> [DIRECTION]:
Write out all of the items again, replacing every "MOSFET" with "transistor" and leaving everything else unchanged. Omit the pictures.

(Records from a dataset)
※

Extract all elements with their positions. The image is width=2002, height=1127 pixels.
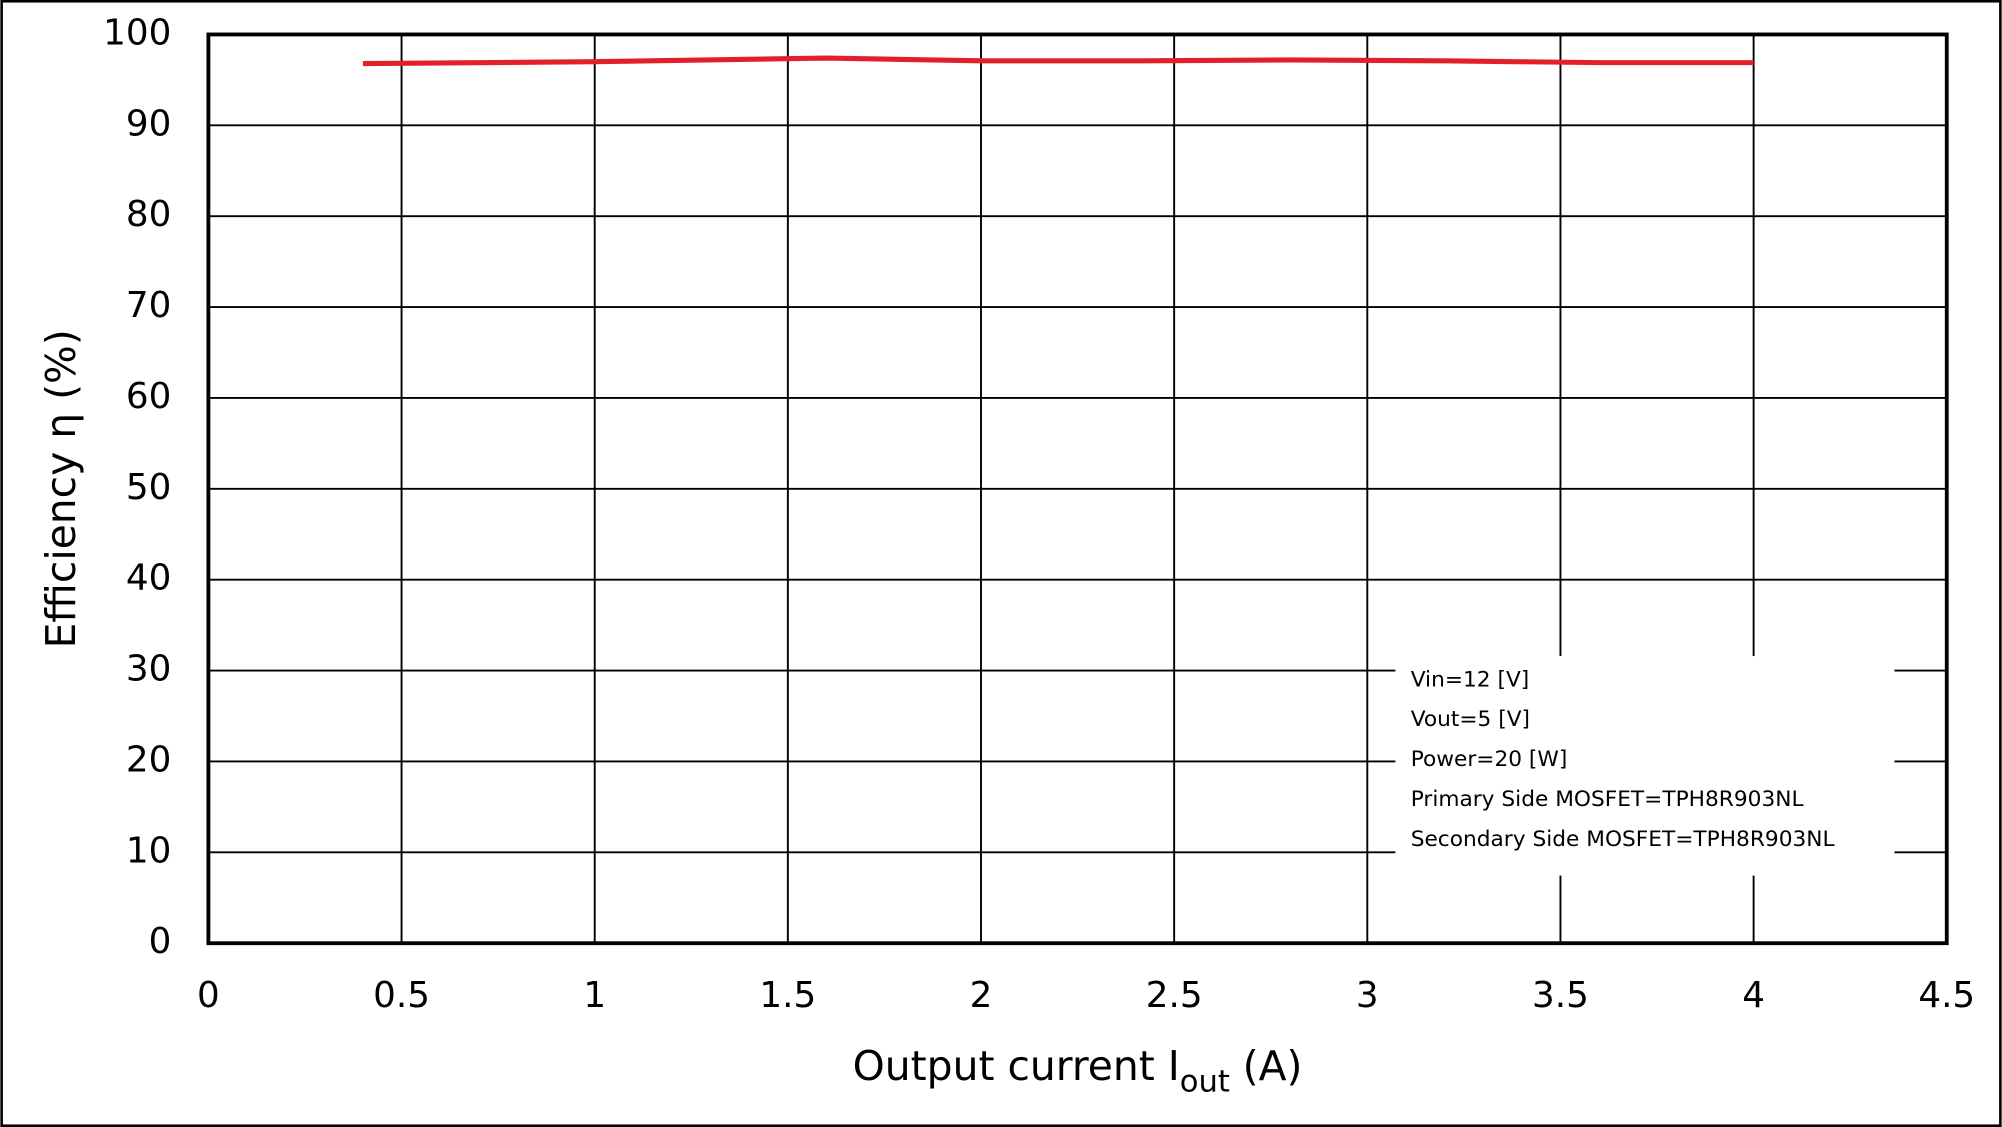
y-tick-label: 100 (103, 12, 171, 53)
plot-border (206, 32, 1949, 946)
x-tick-label: 4 (1742, 975, 1765, 1016)
y-axis-title: Efficiency η (%) (37, 329, 85, 648)
annotation: Vin=12 [V] (1411, 667, 1530, 692)
x-tick-label: 3.5 (1532, 975, 1589, 1016)
annotation: Secondary Side MOSFET=TPH8R903NL (1411, 827, 1835, 852)
x-tick-label: 0.5 (373, 975, 430, 1016)
y-tick-label: 70 (126, 285, 171, 326)
x-axis-title-unit: (A) (1243, 1042, 1303, 1090)
x-tick-label: 3 (1356, 975, 1379, 1016)
y-tick-label: 60 (126, 376, 171, 417)
y-tick-label: 0 (149, 921, 172, 962)
y-tick-label: 10 (126, 830, 171, 871)
y-tick-label: 40 (126, 558, 171, 599)
annotation-box (1395, 656, 1895, 876)
x-tick-label: 4.5 (1918, 975, 1975, 1016)
y-tick-label: 50 (126, 467, 171, 508)
annotation: Primary Side MOSFET=TPH8R903NL (1411, 787, 1804, 812)
x-tick-label: 1 (583, 975, 606, 1016)
annotation: Power=20 [W] (1411, 747, 1568, 772)
y-tick-label: 80 (126, 194, 171, 235)
x-tick-label: 1.5 (759, 975, 816, 1016)
x-axis-title-main: Output current I (853, 1042, 1180, 1090)
x-axis-title: Output current Iout (A) (853, 1042, 1303, 1099)
data-line (362, 55, 1754, 67)
y-tick-label: 20 (126, 739, 171, 780)
y-tick-label: 90 (126, 103, 171, 144)
x-tick-label: 0 (197, 975, 220, 1016)
x-axis-title-sub: out (1180, 1064, 1230, 1099)
annotation: Vout=5 [V] (1411, 707, 1530, 732)
x-tick-label: 2 (970, 975, 993, 1016)
x-tick-label: 2.5 (1146, 975, 1203, 1016)
y-tick-label: 30 (126, 649, 171, 690)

※

> [TASK SOLUTION]:
Extract all elements with their positions. The image is width=2002, height=1127 pixels.
y-tick-label: 100 (103, 12, 171, 53)
plot-border (206, 32, 1949, 946)
x-tick-label: 4 (1742, 975, 1765, 1016)
y-axis-title: Efficiency η (%) (37, 329, 85, 648)
annotation: Vin=12 [V] (1411, 667, 1530, 692)
x-tick-label: 3.5 (1532, 975, 1589, 1016)
annotation: Secondary Side transistor=TPH8R903NL (1411, 827, 1835, 852)
x-tick-label: 0.5 (373, 975, 430, 1016)
y-tick-label: 70 (126, 285, 171, 326)
x-axis-title-unit: (A) (1243, 1042, 1303, 1090)
x-tick-label: 3 (1356, 975, 1379, 1016)
y-tick-label: 60 (126, 376, 171, 417)
y-tick-label: 0 (149, 921, 172, 962)
y-tick-label: 10 (126, 830, 171, 871)
y-tick-label: 40 (126, 558, 171, 599)
annotation-box (1395, 656, 1895, 876)
x-tick-label: 4.5 (1918, 975, 1975, 1016)
y-tick-label: 50 (126, 467, 171, 508)
annotation: Primary Side transistor=TPH8R903NL (1411, 787, 1804, 812)
x-tick-label: 1 (583, 975, 606, 1016)
annotation: Power=20 [W] (1411, 747, 1568, 772)
y-tick-label: 80 (126, 194, 171, 235)
x-tick-label: 1.5 (759, 975, 816, 1016)
x-axis-title-main: Output current I (853, 1042, 1180, 1090)
x-axis-title: Output current Iout (A) (853, 1042, 1303, 1099)
data-line (362, 55, 1754, 67)
y-tick-label: 20 (126, 739, 171, 780)
y-tick-label: 90 (126, 103, 171, 144)
x-tick-label: 0 (197, 975, 220, 1016)
x-axis-title-sub: out (1180, 1064, 1230, 1099)
annotation: Vout=5 [V] (1411, 707, 1530, 732)
x-tick-label: 2 (970, 975, 993, 1016)
x-tick-label: 2.5 (1146, 975, 1203, 1016)
y-tick-label: 30 (126, 649, 171, 690)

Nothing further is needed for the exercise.